Objective = Give all of the lines again, with nothing added or dropped.

Material to process =
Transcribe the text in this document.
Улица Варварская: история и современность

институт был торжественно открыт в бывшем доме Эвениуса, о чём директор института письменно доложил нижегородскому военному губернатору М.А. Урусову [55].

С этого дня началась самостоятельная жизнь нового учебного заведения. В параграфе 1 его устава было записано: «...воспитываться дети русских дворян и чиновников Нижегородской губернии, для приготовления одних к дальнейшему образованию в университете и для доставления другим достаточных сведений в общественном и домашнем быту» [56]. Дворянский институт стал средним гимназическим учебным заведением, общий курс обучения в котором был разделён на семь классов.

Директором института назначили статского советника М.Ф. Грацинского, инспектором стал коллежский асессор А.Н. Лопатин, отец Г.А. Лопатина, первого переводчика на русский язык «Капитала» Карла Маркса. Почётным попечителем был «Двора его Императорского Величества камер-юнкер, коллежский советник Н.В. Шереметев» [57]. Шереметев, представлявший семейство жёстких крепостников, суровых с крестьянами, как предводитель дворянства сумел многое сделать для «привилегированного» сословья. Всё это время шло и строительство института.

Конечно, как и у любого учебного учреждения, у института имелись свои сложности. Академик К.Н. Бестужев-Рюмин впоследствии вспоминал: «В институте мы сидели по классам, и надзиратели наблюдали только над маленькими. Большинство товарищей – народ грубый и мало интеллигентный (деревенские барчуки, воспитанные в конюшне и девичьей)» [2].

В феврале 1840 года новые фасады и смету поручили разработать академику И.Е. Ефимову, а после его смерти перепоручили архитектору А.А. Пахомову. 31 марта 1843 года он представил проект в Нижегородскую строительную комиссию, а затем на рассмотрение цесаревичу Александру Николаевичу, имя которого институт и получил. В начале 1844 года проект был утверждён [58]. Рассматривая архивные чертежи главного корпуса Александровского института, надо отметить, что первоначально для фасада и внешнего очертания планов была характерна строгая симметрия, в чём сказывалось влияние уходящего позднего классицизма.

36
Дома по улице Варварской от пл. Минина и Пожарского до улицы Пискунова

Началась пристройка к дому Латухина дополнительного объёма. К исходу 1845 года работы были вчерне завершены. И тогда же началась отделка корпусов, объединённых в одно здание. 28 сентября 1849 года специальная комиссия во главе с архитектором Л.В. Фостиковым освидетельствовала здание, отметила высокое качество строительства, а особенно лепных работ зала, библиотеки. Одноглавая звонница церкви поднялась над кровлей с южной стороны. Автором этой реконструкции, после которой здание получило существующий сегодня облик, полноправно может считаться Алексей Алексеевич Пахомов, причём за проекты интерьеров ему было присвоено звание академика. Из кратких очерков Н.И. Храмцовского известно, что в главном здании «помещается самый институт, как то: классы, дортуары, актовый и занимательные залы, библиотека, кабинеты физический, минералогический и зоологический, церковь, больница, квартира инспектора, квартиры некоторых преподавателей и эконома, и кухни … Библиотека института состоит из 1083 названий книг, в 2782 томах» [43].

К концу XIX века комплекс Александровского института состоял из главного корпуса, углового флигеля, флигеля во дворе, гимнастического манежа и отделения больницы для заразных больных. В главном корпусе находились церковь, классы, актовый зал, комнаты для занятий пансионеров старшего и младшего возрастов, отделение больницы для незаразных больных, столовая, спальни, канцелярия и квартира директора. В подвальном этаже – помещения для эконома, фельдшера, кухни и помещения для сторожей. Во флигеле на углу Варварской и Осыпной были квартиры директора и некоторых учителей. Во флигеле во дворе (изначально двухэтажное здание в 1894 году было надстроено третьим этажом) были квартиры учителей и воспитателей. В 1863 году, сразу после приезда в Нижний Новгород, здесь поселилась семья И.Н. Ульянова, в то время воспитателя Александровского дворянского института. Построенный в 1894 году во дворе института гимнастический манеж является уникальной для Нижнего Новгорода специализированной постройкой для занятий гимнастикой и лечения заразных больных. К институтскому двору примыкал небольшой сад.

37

Exercise result =
Transcribe the text in this document.
Улица Варварская: история и современность

институт был торжественно открыт в бывшем доме Эвениуса, о чём директор института письменно доложил нижегородскому военному губернатору М.А. Урусову [55].

С этого дня началась самостоятельная жизнь нового учебного заведения. В параграфе 1 его устава было записано: «...воспитываться дети русских дворян и чиновников Нижегородской губернии, для приготовления одних к дальнейшему образованию в университете и для доставления другим достаточных сведений в общественном и домашнем быту» [56]. Дворянский институт стал средним гимназическим учебным заведением, общий курс обучения в котором был разделён на семь классов.

Директором института назначили статского советника М.Ф. Грацинского, инспектором стал коллежский асессор А.Н. Лопатин, отец Г.А. Лопатина, первого переводчика на русский язык «Капитала» Карла Маркса. Почётным попечителем был «Двора его Императорского Величества камер-юнкер, коллежский советник Н.В. Шереметев» [57]. Шереметев, представлявший семейство жёстких крепостников, суровых с крестьянами, как предводитель дворянства сумел многое сделать для «привилегированного» сословья. Всё это время шло и строительство института.

Конечно, как и у любого учебного учреждения, у института имелись свои сложности. Академик К.Н. Бестужев-Рюмин впоследствии вспоминал: «В институте мы сидели по классам, и надзиратели наблюдали только над маленькими. Большинство товарищей – народ грубый и мало интеллигентный (деревенские барчуки, воспитанные в конюшне и девичьей)» [2].

В феврале 1840 года новые фасады и смету поручили разработать академику И.Е. Ефимову, а после его смерти перепоручили архитектору А.А. Пахомову. 31 марта 1843 года он представил проект в Нижегородскую строительную комиссию, а затем на рассмотрение цесаревичу Александру Николаевичу, имя которого институт и получил. В начале 1844 года проект был утверждён [58]. Рассматривая архивные чертежи главного корпуса Александровского института, надо отметить, что первоначально для фасада и внешнего очертания планов была характерна строгая симметрия, в чём сказывалось влияние уходящего позднего классицизма.

36
Дома по улице Варварской от пл. Минина и Пожарского до улицы Пискунова

Началась пристройка к дому Латухина дополнительного объёма. К исходу 1845 года работы были вчерне завершены. И тогда же началась отделка корпусов, объединённых в одно здание. 28 сентября 1849 года специальная комиссия во главе с архитектором Л.В. Фостиковым освидетельствовала здание, отметила высокое качество строительства, а особенно лепных работ зала, библиотеки. Одноглавая звонница церкви поднялась над кровлей с южной стороны. Автором этой реконструкции, после которой здание получило существующий сегодня облик, полноправно может считаться Алексей Алексеевич Пахомов, причём за проекты интерьеров ему было присвоено звание академика. Из кратких очерков Н.И. Храмцовского известно, что в главном здании «помещается самый институт, как то: классы, дортуары, актовый и занимательные залы, библиотека, кабинеты физический, минералогический и зоологический, церковь, больница, квартира инспектора, квартиры некоторых преподавателей и эконома, и кухни … Библиотека института состоит из 1083 названий книг, в 2782 томах» [43].

К концу XIX века комплекс Александровского института состоял из главного корпуса, углового флигеля, флигеля во дворе, гимнастического манежа и отделения больницы для заразных больных. В главном корпусе находились церковь, классы, актовый зал, комнаты для занятий пансионеров старшего и младшего возрастов, отделение больницы для незаразных больных, столовая, спальни, канцелярия и квартира директора. В подвальном этаже – помещения для эконома, фельдшера, кухни и помещения для сторожей. Во флигеле на углу Варварской и Осыпной были квартиры директора и некоторых учителей. Во флигеле во дворе (изначально двухэтажное здание в 1894 году было надстроено третьим этажом) были квартиры учителей и воспитателей. В 1863 году, сразу после приезда в Нижний Новгород, здесь поселилась семья И.Н. Ульянова, в то время воспитателя Александровского дворянского института. Построенный в 1894 году во дворе института гимнастический манеж является уникальной для Нижнего Новгорода специализированной постройкой для занятий гимнастикой и лечения заразных больных. К институтскому двору примыкал небольшой сад.

37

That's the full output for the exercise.